GIVEN EXERCISE:
Output the material below in full, exactly as it is.

MATERIAL TO PROCESS:
# # # # # # #
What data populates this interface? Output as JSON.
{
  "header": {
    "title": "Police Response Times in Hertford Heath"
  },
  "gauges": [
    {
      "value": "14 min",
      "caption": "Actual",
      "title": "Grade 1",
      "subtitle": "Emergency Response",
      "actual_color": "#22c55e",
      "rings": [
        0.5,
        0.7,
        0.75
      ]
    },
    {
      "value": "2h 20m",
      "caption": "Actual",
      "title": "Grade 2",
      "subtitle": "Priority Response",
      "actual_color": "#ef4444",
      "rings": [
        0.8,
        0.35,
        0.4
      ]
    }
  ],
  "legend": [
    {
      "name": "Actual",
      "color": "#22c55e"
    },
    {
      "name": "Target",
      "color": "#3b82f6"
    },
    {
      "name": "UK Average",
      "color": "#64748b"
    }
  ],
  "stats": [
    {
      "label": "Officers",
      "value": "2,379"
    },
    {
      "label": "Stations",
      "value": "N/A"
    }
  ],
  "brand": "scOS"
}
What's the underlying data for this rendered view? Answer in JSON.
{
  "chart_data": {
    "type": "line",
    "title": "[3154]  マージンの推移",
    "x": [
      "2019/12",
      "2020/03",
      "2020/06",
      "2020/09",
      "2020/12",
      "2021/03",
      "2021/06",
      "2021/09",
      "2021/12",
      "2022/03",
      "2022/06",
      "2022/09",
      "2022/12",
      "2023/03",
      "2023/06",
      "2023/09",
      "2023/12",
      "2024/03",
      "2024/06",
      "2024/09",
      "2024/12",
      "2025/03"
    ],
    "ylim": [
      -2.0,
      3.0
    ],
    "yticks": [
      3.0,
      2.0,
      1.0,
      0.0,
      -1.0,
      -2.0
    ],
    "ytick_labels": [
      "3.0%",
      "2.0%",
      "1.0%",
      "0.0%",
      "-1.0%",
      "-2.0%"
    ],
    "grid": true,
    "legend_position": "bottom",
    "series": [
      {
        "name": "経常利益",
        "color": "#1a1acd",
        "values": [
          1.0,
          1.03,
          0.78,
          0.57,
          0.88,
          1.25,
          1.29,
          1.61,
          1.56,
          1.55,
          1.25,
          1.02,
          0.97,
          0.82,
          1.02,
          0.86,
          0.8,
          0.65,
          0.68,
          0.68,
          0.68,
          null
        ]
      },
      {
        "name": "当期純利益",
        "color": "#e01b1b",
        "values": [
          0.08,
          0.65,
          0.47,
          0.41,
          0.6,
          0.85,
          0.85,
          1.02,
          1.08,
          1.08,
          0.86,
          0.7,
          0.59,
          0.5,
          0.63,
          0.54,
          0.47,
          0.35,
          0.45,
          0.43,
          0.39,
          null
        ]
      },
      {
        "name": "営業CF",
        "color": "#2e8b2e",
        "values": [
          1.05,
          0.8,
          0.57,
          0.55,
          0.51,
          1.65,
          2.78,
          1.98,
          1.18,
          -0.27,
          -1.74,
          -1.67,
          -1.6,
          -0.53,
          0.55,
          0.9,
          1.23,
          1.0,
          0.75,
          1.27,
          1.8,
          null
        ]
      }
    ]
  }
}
# # # # # # #
ANSWER FOR THE TASK:
What data populates this interface? Output as JSON.
{
  "header": {
    "title": "Police Response Times in Hertford Heath"
  },
  "gauges": [
    {
      "value": "14 min",
      "caption": "Actual",
      "title": "Grade 1",
      "subtitle": "Emergency Response",
      "actual_color": "#22c55e",
      "rings": [
        0.5,
        0.7,
        0.75
      ]
    },
    {
      "value": "2h 20m",
      "caption": "Actual",
      "title": "Grade 2",
      "subtitle": "Priority Response",
      "actual_color": "#ef4444",
      "rings": [
        0.8,
        0.35,
        0.4
      ]
    }
  ],
  "legend": [
    {
      "name": "Actual",
      "color": "#22c55e"
    },
    {
      "name": "Target",
      "color": "#3b82f6"
    },
    {
      "name": "UK Average",
      "color": "#64748b"
    }
  ],
  "stats": [
    {
      "label": "Officers",
      "value": "2,379"
    },
    {
      "label": "Stations",
      "value": "N/A"
    }
  ],
  "brand": "scOS"
}
What's the underlying data for this rendered view? Answer in JSON.
{
  "chart_data": {
    "type": "line",
    "title": "[3154]  マージンの推移",
    "x": [
      "2019/12",
      "2020/03",
      "2020/06",
      "2020/09",
      "2020/12",
      "2021/03",
      "2021/06",
      "2021/09",
      "2021/12",
      "2022/03",
      "2022/06",
      "2022/09",
      "2022/12",
      "2023/03",
      "2023/06",
      "2023/09",
      "2023/12",
      "2024/03",
      "2024/06",
      "2024/09",
      "2024/12",
      "2025/03"
    ],
    "ylim": [
      -2.0,
      3.0
    ],
    "yticks": [
      3.0,
      2.0,
      1.0,
      0.0,
      -1.0,
      -2.0
    ],
    "ytick_labels": [
      "3.0%",
      "2.0%",
      "1.0%",
      "0.0%",
      "-1.0%",
      "-2.0%"
    ],
    "grid": true,
    "legend_position": "bottom",
    "series": [
      {
        "name": "経常利益",
        "color": "#1a1acd",
        "values": [
          1.0,
          1.03,
          0.78,
          0.57,
          0.88,
          1.25,
          1.29,
          1.61,
          1.56,
          1.55,
          1.25,
          1.02,
          0.97,
          0.82,
          1.02,
          0.86,
          0.8,
          0.65,
          0.68,
          0.68,
          0.68,
          null
        ]
      },
      {
        "name": "当期純利益",
        "color": "#e01b1b",
        "values": [
          0.08,
          0.65,
          0.47,
          0.41,
          0.6,
          0.85,
          0.85,
          1.02,
          1.08,
          1.08,
          0.86,
          0.7,
          0.59,
          0.5,
          0.63,
          0.54,
          0.47,
          0.35,
          0.45,
          0.43,
          0.39,
          null
        ]
      },
      {
        "name": "営業CF",
        "color": "#2e8b2e",
        "values": [
          1.05,
          0.8,
          0.57,
          0.55,
          0.51,
          1.65,
          2.78,
          1.98,
          1.18,
          -0.27,
          -1.74,
          -1.67,
          -1.6,
          -0.53,
          0.55,
          0.9,
          1.23,
          1.0,
          0.75,
          1.27,
          1.8,
          null
        ]
      }
    ]
  }
}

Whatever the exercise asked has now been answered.